§ **EXERCISE AIM**: Copy every line of the data that contains the string "affect".

# START OF EXTRACTED ENTRIES

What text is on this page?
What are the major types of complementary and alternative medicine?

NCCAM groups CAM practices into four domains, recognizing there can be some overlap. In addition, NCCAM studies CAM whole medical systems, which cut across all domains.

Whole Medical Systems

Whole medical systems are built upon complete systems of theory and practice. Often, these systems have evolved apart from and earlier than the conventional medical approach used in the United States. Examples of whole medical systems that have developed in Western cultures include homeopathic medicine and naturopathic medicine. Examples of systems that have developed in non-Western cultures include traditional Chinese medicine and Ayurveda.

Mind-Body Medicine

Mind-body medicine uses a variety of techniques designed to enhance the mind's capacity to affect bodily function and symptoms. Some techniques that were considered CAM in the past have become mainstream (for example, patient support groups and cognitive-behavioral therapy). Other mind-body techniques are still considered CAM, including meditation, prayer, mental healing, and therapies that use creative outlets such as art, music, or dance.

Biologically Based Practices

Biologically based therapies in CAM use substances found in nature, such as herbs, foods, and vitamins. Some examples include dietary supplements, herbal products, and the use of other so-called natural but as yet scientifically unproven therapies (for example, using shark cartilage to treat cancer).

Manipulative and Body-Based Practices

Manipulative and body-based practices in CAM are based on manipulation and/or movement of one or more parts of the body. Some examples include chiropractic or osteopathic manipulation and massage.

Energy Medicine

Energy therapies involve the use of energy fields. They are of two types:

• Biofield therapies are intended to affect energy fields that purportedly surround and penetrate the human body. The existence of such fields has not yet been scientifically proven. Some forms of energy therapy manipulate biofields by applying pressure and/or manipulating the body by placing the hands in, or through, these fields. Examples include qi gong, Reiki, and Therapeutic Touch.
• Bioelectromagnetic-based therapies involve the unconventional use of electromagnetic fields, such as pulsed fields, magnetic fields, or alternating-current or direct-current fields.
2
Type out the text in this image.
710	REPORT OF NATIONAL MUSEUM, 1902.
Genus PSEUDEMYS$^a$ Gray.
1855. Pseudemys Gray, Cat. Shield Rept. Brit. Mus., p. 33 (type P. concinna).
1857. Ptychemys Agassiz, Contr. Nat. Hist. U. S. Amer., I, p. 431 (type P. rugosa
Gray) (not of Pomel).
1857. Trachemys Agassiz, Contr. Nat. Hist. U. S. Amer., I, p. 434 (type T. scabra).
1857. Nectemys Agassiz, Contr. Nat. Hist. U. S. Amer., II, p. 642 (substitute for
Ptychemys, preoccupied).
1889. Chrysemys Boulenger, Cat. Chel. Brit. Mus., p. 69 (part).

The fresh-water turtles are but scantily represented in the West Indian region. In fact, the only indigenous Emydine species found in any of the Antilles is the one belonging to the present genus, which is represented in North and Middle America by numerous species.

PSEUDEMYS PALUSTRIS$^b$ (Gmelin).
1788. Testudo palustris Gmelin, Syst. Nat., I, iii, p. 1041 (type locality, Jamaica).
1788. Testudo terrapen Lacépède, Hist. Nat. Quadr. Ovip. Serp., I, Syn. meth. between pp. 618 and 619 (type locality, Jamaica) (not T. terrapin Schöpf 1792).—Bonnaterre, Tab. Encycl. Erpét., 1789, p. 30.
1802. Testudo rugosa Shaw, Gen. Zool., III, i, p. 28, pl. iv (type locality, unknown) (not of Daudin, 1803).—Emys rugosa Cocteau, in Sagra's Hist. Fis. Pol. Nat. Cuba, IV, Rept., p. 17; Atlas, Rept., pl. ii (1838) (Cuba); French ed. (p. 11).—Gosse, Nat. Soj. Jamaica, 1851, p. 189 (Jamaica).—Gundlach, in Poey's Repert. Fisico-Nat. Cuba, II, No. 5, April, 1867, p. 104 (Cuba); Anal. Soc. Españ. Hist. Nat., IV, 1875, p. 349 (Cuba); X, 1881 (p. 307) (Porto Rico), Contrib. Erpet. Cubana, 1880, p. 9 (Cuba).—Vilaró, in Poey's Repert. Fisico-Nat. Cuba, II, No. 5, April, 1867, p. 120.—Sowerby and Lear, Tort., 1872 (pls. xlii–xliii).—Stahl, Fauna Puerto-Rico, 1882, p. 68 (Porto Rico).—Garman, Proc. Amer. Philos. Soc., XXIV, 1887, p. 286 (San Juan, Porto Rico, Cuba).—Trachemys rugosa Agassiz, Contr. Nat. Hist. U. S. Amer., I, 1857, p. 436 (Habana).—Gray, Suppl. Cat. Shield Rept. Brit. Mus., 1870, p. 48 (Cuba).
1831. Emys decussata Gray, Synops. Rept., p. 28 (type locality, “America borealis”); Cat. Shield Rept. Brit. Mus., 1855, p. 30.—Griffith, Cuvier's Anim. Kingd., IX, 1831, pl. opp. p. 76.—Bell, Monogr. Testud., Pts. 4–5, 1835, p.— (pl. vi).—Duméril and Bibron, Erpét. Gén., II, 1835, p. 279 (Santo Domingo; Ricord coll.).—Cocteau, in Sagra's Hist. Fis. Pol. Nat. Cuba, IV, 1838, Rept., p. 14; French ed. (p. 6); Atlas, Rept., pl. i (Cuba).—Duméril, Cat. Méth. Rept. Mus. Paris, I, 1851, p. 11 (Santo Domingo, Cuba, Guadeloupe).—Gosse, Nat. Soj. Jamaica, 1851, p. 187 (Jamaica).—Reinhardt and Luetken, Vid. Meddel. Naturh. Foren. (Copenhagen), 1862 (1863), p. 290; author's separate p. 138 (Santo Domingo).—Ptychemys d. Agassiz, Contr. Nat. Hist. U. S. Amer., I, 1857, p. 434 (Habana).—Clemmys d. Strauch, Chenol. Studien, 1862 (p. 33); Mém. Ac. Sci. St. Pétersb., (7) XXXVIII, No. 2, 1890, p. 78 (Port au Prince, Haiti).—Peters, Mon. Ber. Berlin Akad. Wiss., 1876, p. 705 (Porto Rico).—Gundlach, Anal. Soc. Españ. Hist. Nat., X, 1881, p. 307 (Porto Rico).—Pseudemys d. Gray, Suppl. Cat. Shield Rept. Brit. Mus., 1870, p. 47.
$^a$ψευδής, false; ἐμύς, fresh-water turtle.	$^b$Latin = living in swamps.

# END OF EXTRACTED ENTRIES

§ **ANSWER TO THIS EXERCISE**:
Mind-body medicine uses a variety of techniques designed to enhance the mind's capacity to affect bodily function and symptoms. Some techniques that were considered CAM in the past have become mainstream (for example, patient support groups and cognitive-behavioral therapy). Other mind-body techniques are still considered CAM, including meditation, prayer, mental healing, and therapies that use creative outlets such as art, music, or dance.
• Biofield therapies are intended to affect energy fields that purportedly surround and penetrate the human body. The existence of such fields has not yet been scientifically proven. Some forms of energy therapy manipulate biofields by applying pressure and/or manipulating the body by placing the hands in, or through, these fields. Examples include qi gong, Reiki, and Therapeutic Touch.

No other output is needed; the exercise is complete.